* What the task requires: Can you copy out every line of the material below, word for word and without changing anything?

——————

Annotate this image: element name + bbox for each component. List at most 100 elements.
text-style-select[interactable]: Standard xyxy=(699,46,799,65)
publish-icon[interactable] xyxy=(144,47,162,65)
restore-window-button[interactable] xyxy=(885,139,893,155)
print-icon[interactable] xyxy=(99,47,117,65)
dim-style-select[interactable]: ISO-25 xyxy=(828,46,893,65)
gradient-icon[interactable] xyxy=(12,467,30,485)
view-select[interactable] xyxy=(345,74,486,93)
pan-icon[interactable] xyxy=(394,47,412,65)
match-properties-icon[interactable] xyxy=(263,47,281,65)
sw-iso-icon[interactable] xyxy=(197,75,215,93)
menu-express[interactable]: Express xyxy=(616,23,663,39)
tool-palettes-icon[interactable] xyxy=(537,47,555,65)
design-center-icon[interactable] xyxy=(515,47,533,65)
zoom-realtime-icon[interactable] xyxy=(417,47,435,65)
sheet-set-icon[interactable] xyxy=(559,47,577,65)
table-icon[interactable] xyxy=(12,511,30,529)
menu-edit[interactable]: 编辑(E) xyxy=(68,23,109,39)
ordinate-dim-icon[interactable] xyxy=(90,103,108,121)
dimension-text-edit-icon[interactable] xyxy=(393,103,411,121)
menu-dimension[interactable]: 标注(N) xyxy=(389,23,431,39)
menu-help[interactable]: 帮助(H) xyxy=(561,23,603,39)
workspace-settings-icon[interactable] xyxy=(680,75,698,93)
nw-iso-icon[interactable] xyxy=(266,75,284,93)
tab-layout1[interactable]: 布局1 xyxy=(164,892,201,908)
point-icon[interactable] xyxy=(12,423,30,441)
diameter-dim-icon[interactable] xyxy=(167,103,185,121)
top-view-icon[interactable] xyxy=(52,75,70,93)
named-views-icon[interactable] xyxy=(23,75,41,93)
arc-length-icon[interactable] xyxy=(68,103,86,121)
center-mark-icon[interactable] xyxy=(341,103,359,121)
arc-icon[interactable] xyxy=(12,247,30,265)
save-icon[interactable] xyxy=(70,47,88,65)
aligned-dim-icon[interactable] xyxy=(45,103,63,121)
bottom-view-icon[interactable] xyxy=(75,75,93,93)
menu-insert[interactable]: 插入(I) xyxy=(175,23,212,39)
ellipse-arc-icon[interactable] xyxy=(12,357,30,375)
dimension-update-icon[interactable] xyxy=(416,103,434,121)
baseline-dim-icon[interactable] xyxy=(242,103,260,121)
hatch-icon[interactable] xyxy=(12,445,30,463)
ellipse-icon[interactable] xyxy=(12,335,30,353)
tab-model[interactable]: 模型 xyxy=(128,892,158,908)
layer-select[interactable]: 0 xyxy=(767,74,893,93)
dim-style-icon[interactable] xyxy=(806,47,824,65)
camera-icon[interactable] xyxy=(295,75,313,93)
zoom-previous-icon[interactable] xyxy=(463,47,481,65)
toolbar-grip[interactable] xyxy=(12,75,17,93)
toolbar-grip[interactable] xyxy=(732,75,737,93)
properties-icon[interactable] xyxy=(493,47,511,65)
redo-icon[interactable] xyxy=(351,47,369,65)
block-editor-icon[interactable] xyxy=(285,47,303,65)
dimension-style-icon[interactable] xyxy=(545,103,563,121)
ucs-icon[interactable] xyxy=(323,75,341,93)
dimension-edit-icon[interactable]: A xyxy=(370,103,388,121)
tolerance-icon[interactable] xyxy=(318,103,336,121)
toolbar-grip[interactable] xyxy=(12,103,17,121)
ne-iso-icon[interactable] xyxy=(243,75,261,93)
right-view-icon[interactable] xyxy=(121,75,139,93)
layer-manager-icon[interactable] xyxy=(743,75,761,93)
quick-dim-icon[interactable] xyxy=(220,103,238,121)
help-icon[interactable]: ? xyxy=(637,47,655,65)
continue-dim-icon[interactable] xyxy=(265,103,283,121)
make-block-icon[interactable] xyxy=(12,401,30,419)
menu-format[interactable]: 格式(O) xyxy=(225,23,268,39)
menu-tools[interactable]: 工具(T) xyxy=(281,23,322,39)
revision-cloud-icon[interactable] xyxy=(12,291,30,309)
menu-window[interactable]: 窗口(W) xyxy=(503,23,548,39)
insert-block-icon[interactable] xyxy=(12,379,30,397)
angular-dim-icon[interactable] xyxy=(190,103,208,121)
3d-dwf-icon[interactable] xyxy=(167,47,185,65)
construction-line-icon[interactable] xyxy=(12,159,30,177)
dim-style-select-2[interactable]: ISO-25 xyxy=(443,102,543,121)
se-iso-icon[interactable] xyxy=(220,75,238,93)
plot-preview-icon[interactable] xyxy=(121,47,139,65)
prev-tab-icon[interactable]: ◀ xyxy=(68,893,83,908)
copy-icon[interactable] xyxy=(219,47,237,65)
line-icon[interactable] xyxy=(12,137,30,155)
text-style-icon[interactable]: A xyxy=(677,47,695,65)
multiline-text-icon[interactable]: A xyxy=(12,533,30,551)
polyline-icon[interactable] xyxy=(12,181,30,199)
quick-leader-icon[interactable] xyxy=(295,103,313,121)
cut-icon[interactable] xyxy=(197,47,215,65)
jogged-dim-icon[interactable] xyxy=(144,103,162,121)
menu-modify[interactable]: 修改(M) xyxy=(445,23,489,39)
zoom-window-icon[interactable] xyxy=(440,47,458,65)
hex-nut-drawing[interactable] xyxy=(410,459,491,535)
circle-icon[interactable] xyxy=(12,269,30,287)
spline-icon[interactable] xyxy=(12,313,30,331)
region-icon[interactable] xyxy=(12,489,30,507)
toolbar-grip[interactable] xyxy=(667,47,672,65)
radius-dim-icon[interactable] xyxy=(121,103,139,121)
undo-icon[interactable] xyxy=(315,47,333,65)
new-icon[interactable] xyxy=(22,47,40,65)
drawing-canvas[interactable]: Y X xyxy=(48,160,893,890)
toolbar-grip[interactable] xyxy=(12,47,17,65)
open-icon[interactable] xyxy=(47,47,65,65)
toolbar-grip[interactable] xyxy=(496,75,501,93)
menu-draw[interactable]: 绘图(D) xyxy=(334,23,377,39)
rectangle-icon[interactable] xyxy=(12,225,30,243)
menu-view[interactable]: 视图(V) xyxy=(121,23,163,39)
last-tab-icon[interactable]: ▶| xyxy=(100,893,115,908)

——————

* Solution for this task:
Annotate this image: element name + bbox for each component. List at most 100 elements.
text-style-select[interactable]: Standard xyxy=(699,46,799,65)
publish-icon[interactable] xyxy=(144,47,162,65)
restore-window-button[interactable] xyxy=(885,139,893,155)
print-icon[interactable] xyxy=(99,47,117,65)
dim-style-select[interactable]: ISO-25 xyxy=(828,46,893,65)
gradient-icon[interactable] xyxy=(12,467,30,485)
view-select[interactable] xyxy=(345,74,486,93)
pan-icon[interactable] xyxy=(394,47,412,65)
match-properties-icon[interactable] xyxy=(263,47,281,65)
sw-iso-icon[interactable] xyxy=(197,75,215,93)
menu-express[interactable]: Express xyxy=(616,23,663,39)
tool-palettes-icon[interactable] xyxy=(537,47,555,65)
design-center-icon[interactable] xyxy=(515,47,533,65)
zoom-realtime-icon[interactable] xyxy=(417,47,435,65)
sheet-set-icon[interactable] xyxy=(559,47,577,65)
table-icon[interactable] xyxy=(12,511,30,529)
menu-edit[interactable]: 编辑(E) xyxy=(68,23,109,39)
ordinate-dim-icon[interactable] xyxy=(90,103,108,121)
dimension-text-edit-icon[interactable] xyxy=(393,103,411,121)
menu-dimension[interactable]: 标注(N) xyxy=(389,23,431,39)
menu-help[interactable]: 帮助(H) xyxy=(561,23,603,39)
workspace-settings-icon[interactable] xyxy=(680,75,698,93)
nw-iso-icon[interactable] xyxy=(266,75,284,93)
tab-layout1[interactable]: 布局1 xyxy=(164,892,201,908)
point-icon[interactable] xyxy=(12,423,30,441)
diameter-dim-icon[interactable] xyxy=(167,103,185,121)
top-view-icon[interactable] xyxy=(52,75,70,93)
named-views-icon[interactable] xyxy=(23,75,41,93)
arc-length-icon[interactable] xyxy=(68,103,86,121)
center-mark-icon[interactable] xyxy=(341,103,359,121)
arc-icon[interactable] xyxy=(12,247,30,265)
save-icon[interactable] xyxy=(70,47,88,65)
aligned-dim-icon[interactable] xyxy=(45,103,63,121)
bottom-view-icon[interactable] xyxy=(75,75,93,93)
menu-insert[interactable]: 插入(I) xyxy=(175,23,212,39)
ellipse-arc-icon[interactable] xyxy=(12,357,30,375)
dimension-update-icon[interactable] xyxy=(416,103,434,121)
baseline-dim-icon[interactable] xyxy=(242,103,260,121)
hatch-icon[interactable] xyxy=(12,445,30,463)
ellipse-icon[interactable] xyxy=(12,335,30,353)
tab-model[interactable]: 模型 xyxy=(128,892,158,908)
layer-select[interactable]: 0 xyxy=(767,74,893,93)
dim-style-icon[interactable] xyxy=(806,47,824,65)
camera-icon[interactable] xyxy=(295,75,313,93)
zoom-previous-icon[interactable] xyxy=(463,47,481,65)
toolbar-grip[interactable] xyxy=(12,75,17,93)
toolbar-grip[interactable] xyxy=(732,75,737,93)
properties-icon[interactable] xyxy=(493,47,511,65)
redo-icon[interactable] xyxy=(351,47,369,65)
block-editor-icon[interactable] xyxy=(285,47,303,65)
dimension-style-icon[interactable] xyxy=(545,103,563,121)
ucs-icon[interactable] xyxy=(323,75,341,93)
dimension-edit-icon[interactable]: A xyxy=(370,103,388,121)
tolerance-icon[interactable] xyxy=(318,103,336,121)
toolbar-grip[interactable] xyxy=(12,103,17,121)
ne-iso-icon[interactable] xyxy=(243,75,261,93)
right-view-icon[interactable] xyxy=(121,75,139,93)
layer-manager-icon[interactable] xyxy=(743,75,761,93)
quick-dim-icon[interactable] xyxy=(220,103,238,121)
help-icon[interactable]: ? xyxy=(637,47,655,65)
continue-dim-icon[interactable] xyxy=(265,103,283,121)
make-block-icon[interactable] xyxy=(12,401,30,419)
menu-format[interactable]: 格式(O) xyxy=(225,23,268,39)
menu-tools[interactable]: 工具(T) xyxy=(281,23,322,39)
revision-cloud-icon[interactable] xyxy=(12,291,30,309)
menu-window[interactable]: 窗口(W) xyxy=(503,23,548,39)
insert-block-icon[interactable] xyxy=(12,379,30,397)
angular-dim-icon[interactable] xyxy=(190,103,208,121)
3d-dwf-icon[interactable] xyxy=(167,47,185,65)
construction-line-icon[interactable] xyxy=(12,159,30,177)
dim-style-select-2[interactable]: ISO-25 xyxy=(443,102,543,121)
se-iso-icon[interactable] xyxy=(220,75,238,93)
plot-preview-icon[interactable] xyxy=(121,47,139,65)
prev-tab-icon[interactable]: ◀ xyxy=(68,893,83,908)
copy-icon[interactable] xyxy=(219,47,237,65)
line-icon[interactable] xyxy=(12,137,30,155)
text-style-icon[interactable]: A xyxy=(677,47,695,65)
multiline-text-icon[interactable]: A xyxy=(12,533,30,551)
polyline-icon[interactable] xyxy=(12,181,30,199)
quick-leader-icon[interactable] xyxy=(295,103,313,121)
cut-icon[interactable] xyxy=(197,47,215,65)
jogged-dim-icon[interactable] xyxy=(144,103,162,121)
menu-modify[interactable]: 修改(M) xyxy=(445,23,489,39)
zoom-window-icon[interactable] xyxy=(440,47,458,65)
hex-nut-drawing[interactable] xyxy=(410,459,491,535)
circle-icon[interactable] xyxy=(12,269,30,287)
spline-icon[interactable] xyxy=(12,313,30,331)
region-icon[interactable] xyxy=(12,489,30,507)
toolbar-grip[interactable] xyxy=(667,47,672,65)
radius-dim-icon[interactable] xyxy=(121,103,139,121)
undo-icon[interactable] xyxy=(315,47,333,65)
new-icon[interactable] xyxy=(22,47,40,65)
drawing-canvas[interactable]: Y X xyxy=(48,160,893,890)
toolbar-grip[interactable] xyxy=(12,47,17,65)
open-icon[interactable] xyxy=(47,47,65,65)
toolbar-grip[interactable] xyxy=(496,75,501,93)
menu-draw[interactable]: 绘图(D) xyxy=(334,23,377,39)
rectangle-icon[interactable] xyxy=(12,225,30,243)
menu-view[interactable]: 视图(V) xyxy=(121,23,163,39)
last-tab-icon[interactable]: ▶| xyxy=(100,893,115,908)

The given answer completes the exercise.